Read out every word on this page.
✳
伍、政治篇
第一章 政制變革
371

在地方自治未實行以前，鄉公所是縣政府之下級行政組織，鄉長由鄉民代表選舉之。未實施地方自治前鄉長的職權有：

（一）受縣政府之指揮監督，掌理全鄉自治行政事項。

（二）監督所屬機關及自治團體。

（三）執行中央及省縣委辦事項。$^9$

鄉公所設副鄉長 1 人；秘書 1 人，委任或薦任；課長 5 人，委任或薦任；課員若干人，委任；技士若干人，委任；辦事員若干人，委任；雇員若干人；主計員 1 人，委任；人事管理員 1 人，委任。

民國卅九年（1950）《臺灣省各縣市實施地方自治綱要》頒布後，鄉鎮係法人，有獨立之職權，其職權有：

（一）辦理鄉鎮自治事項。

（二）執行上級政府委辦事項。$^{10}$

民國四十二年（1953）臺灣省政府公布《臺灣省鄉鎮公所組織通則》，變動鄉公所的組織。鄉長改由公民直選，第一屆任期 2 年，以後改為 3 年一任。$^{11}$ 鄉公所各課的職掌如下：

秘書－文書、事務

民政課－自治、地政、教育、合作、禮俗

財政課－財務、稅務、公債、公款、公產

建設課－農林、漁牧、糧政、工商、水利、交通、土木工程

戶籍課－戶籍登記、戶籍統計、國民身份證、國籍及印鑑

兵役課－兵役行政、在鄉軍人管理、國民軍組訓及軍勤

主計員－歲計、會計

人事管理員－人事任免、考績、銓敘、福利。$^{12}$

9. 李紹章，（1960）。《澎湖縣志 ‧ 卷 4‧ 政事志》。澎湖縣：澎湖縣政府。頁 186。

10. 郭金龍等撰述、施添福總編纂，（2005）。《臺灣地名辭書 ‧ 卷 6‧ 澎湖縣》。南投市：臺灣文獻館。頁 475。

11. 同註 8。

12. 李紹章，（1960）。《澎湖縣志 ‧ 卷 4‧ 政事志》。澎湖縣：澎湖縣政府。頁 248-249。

* The task: Note how many lines of the material contain the string "澎湖縣政府". Then report that number by itself.

* Written answer: 2